A run of records:
_ _ _ _ _

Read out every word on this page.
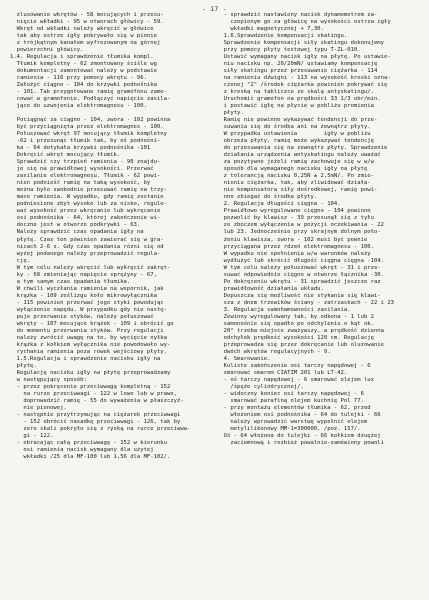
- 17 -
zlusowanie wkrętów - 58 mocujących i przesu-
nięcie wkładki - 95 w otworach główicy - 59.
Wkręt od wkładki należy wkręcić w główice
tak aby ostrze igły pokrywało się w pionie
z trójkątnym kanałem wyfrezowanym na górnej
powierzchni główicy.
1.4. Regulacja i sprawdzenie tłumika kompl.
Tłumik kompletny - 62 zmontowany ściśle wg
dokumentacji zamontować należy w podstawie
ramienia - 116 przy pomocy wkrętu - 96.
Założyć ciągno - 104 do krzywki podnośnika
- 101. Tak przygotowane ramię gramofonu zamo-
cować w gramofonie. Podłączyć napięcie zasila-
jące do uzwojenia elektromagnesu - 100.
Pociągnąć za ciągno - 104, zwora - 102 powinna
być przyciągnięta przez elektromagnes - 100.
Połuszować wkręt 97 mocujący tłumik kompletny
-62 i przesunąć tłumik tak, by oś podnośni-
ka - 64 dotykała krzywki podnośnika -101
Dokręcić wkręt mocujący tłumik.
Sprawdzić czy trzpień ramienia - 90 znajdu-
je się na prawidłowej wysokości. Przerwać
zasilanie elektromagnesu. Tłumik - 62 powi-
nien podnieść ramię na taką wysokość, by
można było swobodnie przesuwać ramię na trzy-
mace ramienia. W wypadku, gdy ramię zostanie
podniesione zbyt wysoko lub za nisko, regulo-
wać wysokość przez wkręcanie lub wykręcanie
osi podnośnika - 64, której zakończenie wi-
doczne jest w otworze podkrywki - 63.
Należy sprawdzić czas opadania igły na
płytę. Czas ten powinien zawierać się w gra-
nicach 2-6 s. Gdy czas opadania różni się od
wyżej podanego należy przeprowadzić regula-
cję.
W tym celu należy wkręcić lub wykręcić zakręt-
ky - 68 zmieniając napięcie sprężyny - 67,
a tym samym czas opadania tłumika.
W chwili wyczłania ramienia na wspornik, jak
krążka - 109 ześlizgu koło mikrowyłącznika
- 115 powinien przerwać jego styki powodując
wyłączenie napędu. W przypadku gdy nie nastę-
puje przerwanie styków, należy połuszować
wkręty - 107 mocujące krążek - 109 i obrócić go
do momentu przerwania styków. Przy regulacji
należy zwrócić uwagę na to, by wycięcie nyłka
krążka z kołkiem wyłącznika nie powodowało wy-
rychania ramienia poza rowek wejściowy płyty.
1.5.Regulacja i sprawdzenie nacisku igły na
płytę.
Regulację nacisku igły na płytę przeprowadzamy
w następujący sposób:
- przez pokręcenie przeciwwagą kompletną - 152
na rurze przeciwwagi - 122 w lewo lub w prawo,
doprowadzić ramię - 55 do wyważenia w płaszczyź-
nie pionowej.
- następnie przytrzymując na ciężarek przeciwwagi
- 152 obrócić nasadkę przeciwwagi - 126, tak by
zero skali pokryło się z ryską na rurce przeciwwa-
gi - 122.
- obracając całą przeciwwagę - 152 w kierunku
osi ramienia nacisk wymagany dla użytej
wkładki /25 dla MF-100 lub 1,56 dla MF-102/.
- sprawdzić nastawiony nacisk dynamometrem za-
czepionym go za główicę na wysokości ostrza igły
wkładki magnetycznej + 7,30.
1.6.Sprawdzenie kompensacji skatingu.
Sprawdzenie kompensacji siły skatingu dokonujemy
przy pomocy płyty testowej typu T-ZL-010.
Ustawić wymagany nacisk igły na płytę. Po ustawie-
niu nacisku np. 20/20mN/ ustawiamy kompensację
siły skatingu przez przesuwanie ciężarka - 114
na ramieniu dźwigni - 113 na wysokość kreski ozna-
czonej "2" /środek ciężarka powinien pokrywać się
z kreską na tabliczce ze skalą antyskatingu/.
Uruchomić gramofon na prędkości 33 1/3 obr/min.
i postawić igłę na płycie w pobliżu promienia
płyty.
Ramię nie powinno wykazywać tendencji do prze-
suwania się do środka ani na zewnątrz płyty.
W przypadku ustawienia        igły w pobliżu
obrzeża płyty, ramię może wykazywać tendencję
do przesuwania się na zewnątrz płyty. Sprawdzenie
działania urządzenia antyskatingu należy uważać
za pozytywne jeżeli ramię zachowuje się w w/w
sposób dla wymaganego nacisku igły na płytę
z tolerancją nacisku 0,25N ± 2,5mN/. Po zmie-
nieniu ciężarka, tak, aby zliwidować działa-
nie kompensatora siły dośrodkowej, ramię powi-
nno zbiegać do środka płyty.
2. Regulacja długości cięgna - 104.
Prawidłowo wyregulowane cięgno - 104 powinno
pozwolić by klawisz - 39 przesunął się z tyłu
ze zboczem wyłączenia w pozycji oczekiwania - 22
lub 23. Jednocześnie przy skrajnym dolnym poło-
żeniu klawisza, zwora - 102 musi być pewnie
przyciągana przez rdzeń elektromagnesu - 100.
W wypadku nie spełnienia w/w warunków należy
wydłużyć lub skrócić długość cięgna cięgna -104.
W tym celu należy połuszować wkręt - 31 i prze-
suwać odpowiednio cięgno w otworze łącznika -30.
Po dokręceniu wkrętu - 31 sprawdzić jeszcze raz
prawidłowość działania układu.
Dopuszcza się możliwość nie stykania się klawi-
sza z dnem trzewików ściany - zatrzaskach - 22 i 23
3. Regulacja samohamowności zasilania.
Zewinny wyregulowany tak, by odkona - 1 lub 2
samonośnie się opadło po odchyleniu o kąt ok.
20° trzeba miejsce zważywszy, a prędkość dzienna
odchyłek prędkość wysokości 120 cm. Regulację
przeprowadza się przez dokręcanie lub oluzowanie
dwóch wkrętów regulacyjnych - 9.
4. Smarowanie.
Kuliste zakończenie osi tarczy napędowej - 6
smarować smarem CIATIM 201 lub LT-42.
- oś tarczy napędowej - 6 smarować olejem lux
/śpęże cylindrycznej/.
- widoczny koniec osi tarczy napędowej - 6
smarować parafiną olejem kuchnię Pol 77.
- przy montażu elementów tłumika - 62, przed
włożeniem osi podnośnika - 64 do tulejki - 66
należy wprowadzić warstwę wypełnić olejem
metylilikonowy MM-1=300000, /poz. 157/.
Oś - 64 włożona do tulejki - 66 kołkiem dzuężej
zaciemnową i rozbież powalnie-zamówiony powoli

_ _ _ _ _

GOAL OF THE EXERCISE: From the material above, reproduce everything verbatim except the pictures.

EXERCISE RESULT:
Read out every word on this page.
- 17 -
zlusowanie wkrętów - 58 mocujących i przesu-
nięcie wkładki - 95 w otworach główicy - 59.
Wkręt od wkładki należy wkręcić w główice
tak aby ostrze igły pokrywało się w pionie
z trójkątnym kanałem wyfrezowanym na górnej
powierzchni główicy.
1.4. Regulacja i sprawdzenie tłumika kompl.
Tłumik kompletny - 62 zmontowany ściśle wg
dokumentacji zamontować należy w podstawie
ramienia - 116 przy pomocy wkrętu - 96.
Założyć ciągno - 104 do krzywki podnośnika
- 101. Tak przygotowane ramię gramofonu zamo-
cować w gramofonie. Podłączyć napięcie zasila-
jące do uzwojenia elektromagnesu - 100.
Pociągnąć za ciągno - 104, zwora - 102 powinna
być przyciągnięta przez elektromagnes - 100.
Połuszować wkręt 97 mocujący tłumik kompletny
-62 i przesunąć tłumik tak, by oś podnośni-
ka - 64 dotykała krzywki podnośnika -101
Dokręcić wkręt mocujący tłumik.
Sprawdzić czy trzpień ramienia - 90 znajdu-
je się na prawidłowej wysokości. Przerwać
zasilanie elektromagnesu. Tłumik - 62 powi-
nien podnieść ramię na taką wysokość, by
można było swobodnie przesuwać ramię na trzy-
mace ramienia. W wypadku, gdy ramię zostanie
podniesione zbyt wysoko lub za nisko, regulo-
wać wysokość przez wkręcanie lub wykręcanie
osi podnośnika - 64, której zakończenie wi-
doczne jest w otworze podkrywki - 63.
Należy sprawdzić czas opadania igły na
płytę. Czas ten powinien zawierać się w gra-
nicach 2-6 s. Gdy czas opadania różni się od
wyżej podanego należy przeprowadzić regula-
cję.
W tym celu należy wkręcić lub wykręcić zakręt-
ky - 68 zmieniając napięcie sprężyny - 67,
a tym samym czas opadania tłumika.
W chwili wyczłania ramienia na wspornik, jak
krążka - 109 ześlizgu koło mikrowyłącznika
- 115 powinien przerwać jego styki powodując
wyłączenie napędu. W przypadku gdy nie nastę-
puje przerwanie styków, należy połuszować
wkręty - 107 mocujące krążek - 109 i obrócić go
do momentu przerwania styków. Przy regulacji
należy zwrócić uwagę na to, by wycięcie nyłka
krążka z kołkiem wyłącznika nie powodowało wy-
rychania ramienia poza rowek wejściowy płyty.
1.5.Regulacja i sprawdzenie nacisku igły na
płytę.
Regulację nacisku igły na płytę przeprowadzamy
w następujący sposób:
- przez pokręcenie przeciwwagą kompletną - 152
na rurze przeciwwagi - 122 w lewo lub w prawo,
doprowadzić ramię - 55 do wyważenia w płaszczyź-
nie pionowej.
- następnie przytrzymując na ciężarek przeciwwagi
- 152 obrócić nasadkę przeciwwagi - 126, tak by
zero skali pokryło się z ryską na rurce przeciwwa-
gi - 122.
- obracając całą przeciwwagę - 152 w kierunku
osi ramienia nacisk wymagany dla użytej
wkładki /25 dla MF-100 lub 1,56 dla MF-102/.
- sprawdzić nastawiony nacisk dynamometrem za-
czepionym go za główicę na wysokości ostrza igły
wkładki magnetycznej + 7,30.
1.6.Sprawdzenie kompensacji skatingu.
Sprawdzenie kompensacji siły skatingu dokonujemy
przy pomocy płyty testowej typu T-ZL-010.
Ustawić wymagany nacisk igły na płytę. Po ustawie-
niu nacisku np. 20/20mN/ ustawiamy kompensację
siły skatingu przez przesuwanie ciężarka - 114
na ramieniu dźwigni - 113 na wysokość kreski ozna-
czonej "2" /środek ciężarka powinien pokrywać się
z kreską na tabliczce ze skalą antyskatingu/.
Uruchomić gramofon na prędkości 33 1/3 obr/min.
i postawić igłę na płycie w pobliżu promienia
płyty.
Ramię nie powinno wykazywać tendencji do prze-
suwania się do środka ani na zewnątrz płyty.
W przypadku ustawienia        igły w pobliżu
obrzeża płyty, ramię może wykazywać tendencję
do przesuwania się na zewnątrz płyty. Sprawdzenie
działania urządzenia antyskatingu należy uważać
za pozytywne jeżeli ramię zachowuje się w w/w
sposób dla wymaganego nacisku igły na płytę
z tolerancją nacisku 0,25N ± 2,5mN/. Po zmie-
nieniu ciężarka, tak, aby zliwidować działa-
nie kompensatora siły dośrodkowej, ramię powi-
nno zbiegać do środka płyty.
2. Regulacja długości cięgna - 104.
Prawidłowo wyregulowane cięgno - 104 powinno
pozwolić by klawisz - 39 przesunął się z tyłu
ze zboczem wyłączenia w pozycji oczekiwania - 22
lub 23. Jednocześnie przy skrajnym dolnym poło-
żeniu klawisza, zwora - 102 musi być pewnie
przyciągana przez rdzeń elektromagnesu - 100.
W wypadku nie spełnienia w/w warunków należy
wydłużyć lub skrócić długość cięgna cięgna -104.
W tym celu należy połuszować wkręt - 31 i prze-
suwać odpowiednio cięgno w otworze łącznika -30.
Po dokręceniu wkrętu - 31 sprawdzić jeszcze raz
prawidłowość działania układu.
Dopuszcza się możliwość nie stykania się klawi-
sza z dnem trzewików ściany - zatrzaskach - 22 i 23
3. Regulacja samohamowności zasilania.
Zewinny wyregulowany tak, by odkona - 1 lub 2
samonośnie się opadło po odchyleniu o kąt ok.
20° trzeba miejsce zważywszy, a prędkość dzienna
odchyłek prędkość wysokości 120 cm. Regulację
przeprowadza się przez dokręcanie lub oluzowanie
dwóch wkrętów regulacyjnych - 9.
4. Smarowanie.
Kuliste zakończenie osi tarczy napędowej - 6
smarować smarem CIATIM 201 lub LT-42.
- oś tarczy napędowej - 6 smarować olejem lux
/śpęże cylindrycznej/.
- widoczny koniec osi tarczy napędowej - 6
smarować parafiną olejem kuchnię Pol 77.
- przy montażu elementów tłumika - 62, przed
włożeniem osi podnośnika - 64 do tulejki - 66
należy wprowadzić warstwę wypełnić olejem
metylilikonowy MM-1=300000, /poz. 157/.
Oś - 64 włożona do tulejki - 66 kołkiem dzuężej
zaciemnową i rozbież powalnie-zamówiony powoli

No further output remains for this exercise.